From the line containing "OCR this image." to the end of the data, retype every line exactly and nothing else. Drop the pictures.

_ _ _ _ _ _ _

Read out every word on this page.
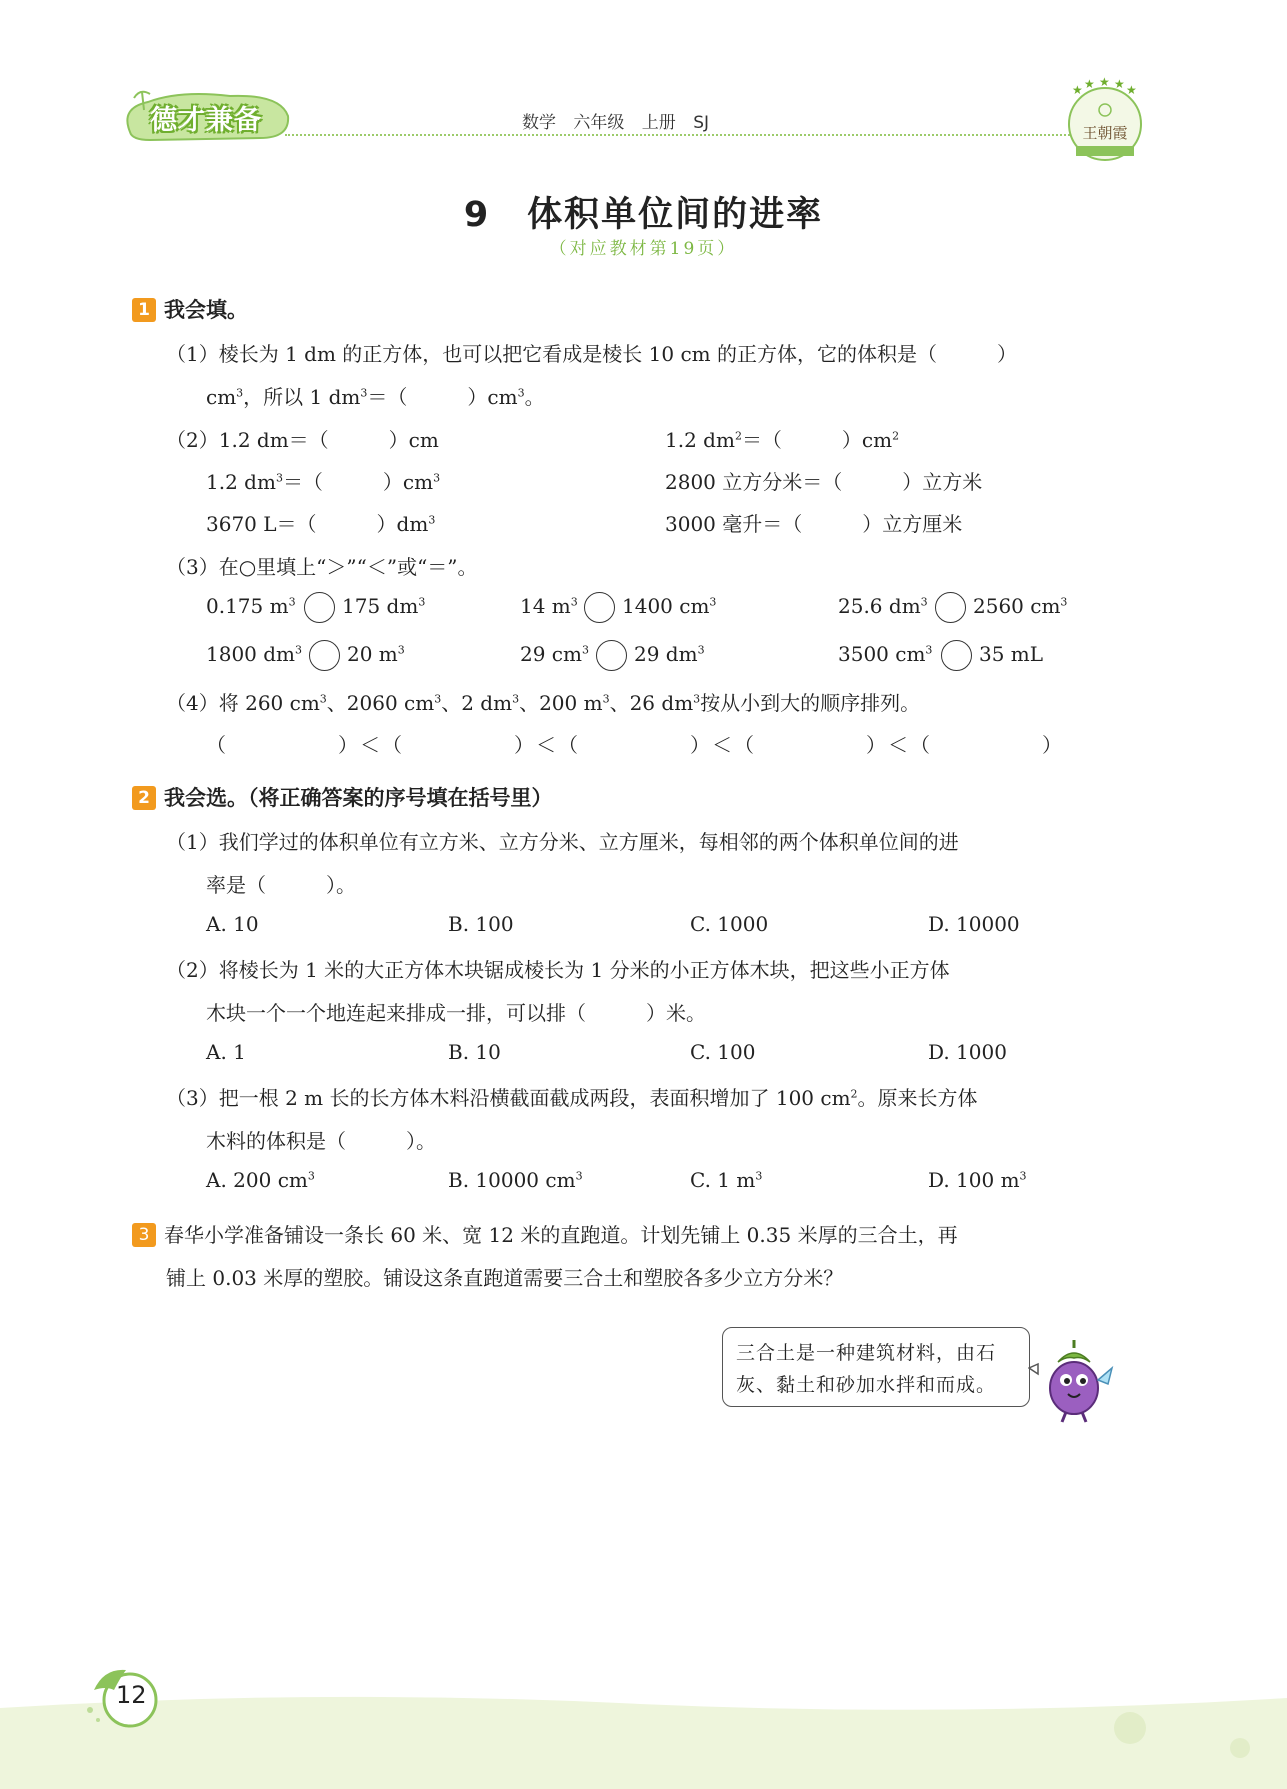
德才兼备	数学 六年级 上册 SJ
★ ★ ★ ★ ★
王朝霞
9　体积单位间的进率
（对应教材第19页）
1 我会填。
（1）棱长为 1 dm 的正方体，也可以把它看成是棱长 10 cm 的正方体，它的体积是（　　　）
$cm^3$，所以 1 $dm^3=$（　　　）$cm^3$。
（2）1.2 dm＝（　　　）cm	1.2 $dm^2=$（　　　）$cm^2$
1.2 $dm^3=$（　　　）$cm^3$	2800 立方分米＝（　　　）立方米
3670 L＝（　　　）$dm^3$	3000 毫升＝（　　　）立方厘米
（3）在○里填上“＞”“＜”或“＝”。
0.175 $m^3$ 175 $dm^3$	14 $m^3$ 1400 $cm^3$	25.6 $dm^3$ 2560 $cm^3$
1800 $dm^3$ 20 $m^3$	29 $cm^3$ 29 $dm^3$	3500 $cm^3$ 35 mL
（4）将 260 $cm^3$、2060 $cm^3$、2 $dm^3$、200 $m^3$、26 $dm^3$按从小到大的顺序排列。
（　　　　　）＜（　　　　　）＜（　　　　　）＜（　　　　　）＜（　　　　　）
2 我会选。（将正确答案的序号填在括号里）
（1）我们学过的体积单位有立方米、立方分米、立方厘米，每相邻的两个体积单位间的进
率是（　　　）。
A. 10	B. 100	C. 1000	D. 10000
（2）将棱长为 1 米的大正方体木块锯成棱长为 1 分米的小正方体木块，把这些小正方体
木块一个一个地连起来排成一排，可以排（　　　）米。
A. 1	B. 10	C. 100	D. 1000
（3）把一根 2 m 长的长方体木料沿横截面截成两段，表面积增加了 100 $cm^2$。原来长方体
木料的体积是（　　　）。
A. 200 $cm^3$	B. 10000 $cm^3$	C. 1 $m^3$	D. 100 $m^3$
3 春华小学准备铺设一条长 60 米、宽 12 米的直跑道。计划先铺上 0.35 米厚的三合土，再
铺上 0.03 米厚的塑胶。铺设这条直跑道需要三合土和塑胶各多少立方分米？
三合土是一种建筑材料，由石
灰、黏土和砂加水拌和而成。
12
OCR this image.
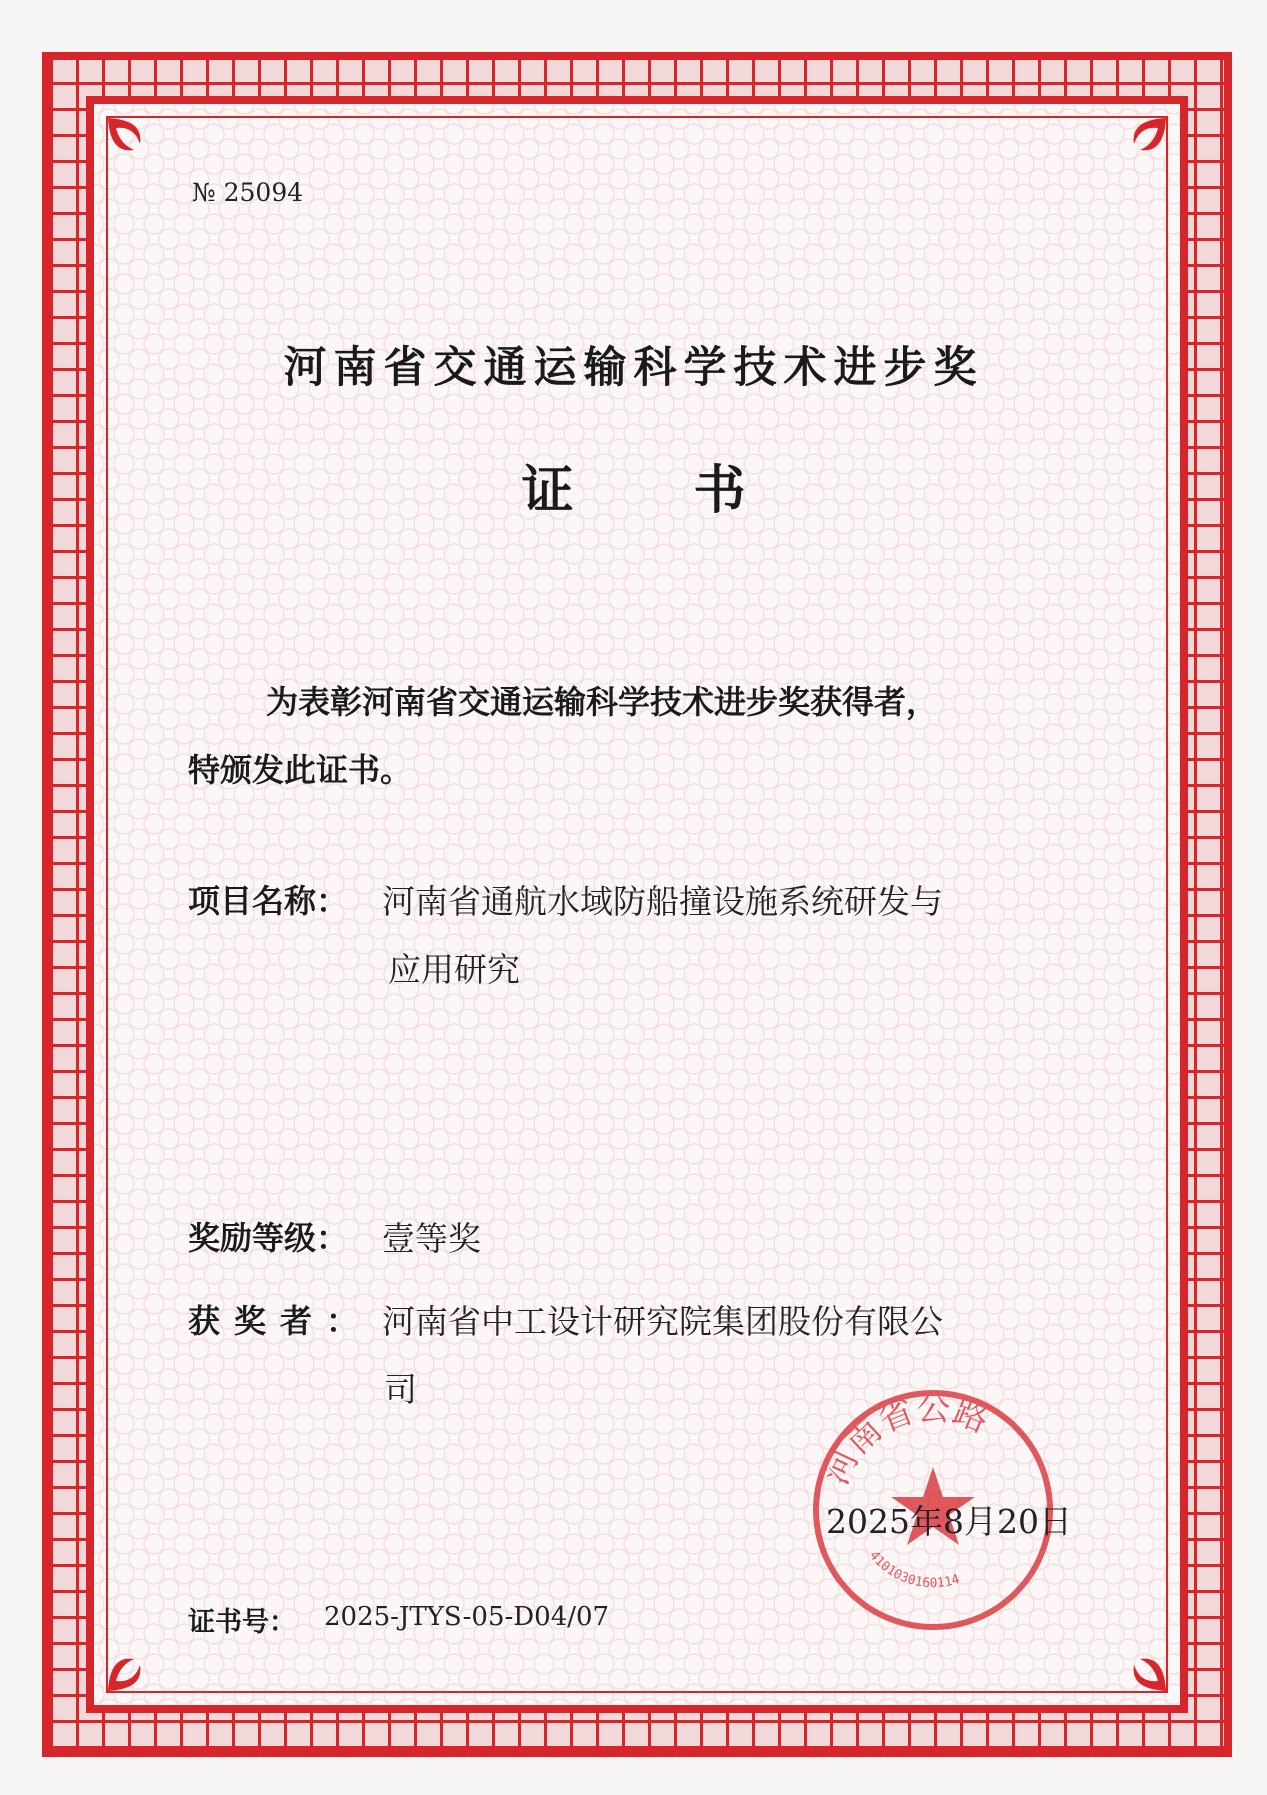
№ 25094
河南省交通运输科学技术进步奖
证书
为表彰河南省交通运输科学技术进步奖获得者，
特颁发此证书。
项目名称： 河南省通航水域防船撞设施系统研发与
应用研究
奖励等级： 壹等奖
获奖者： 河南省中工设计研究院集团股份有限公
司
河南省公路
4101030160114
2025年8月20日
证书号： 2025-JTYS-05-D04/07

_ _ _ _ _ _ _

» **FINISHED ANSWER**
OCR this image.
№ 25094
河南省交通运输科学技术进步奖
证书
为表彰河南省交通运输科学技术进步奖获得者，
特颁发此证书。
项目名称： 河南省通航水域防船撞设施系统研发与
应用研究
奖励等级： 壹等奖
获奖者： 河南省中工设计研究院集团股份有限公
司
河南省公路
4101030160114
2025年8月20日
证书号： 2025-JTYS-05-D04/07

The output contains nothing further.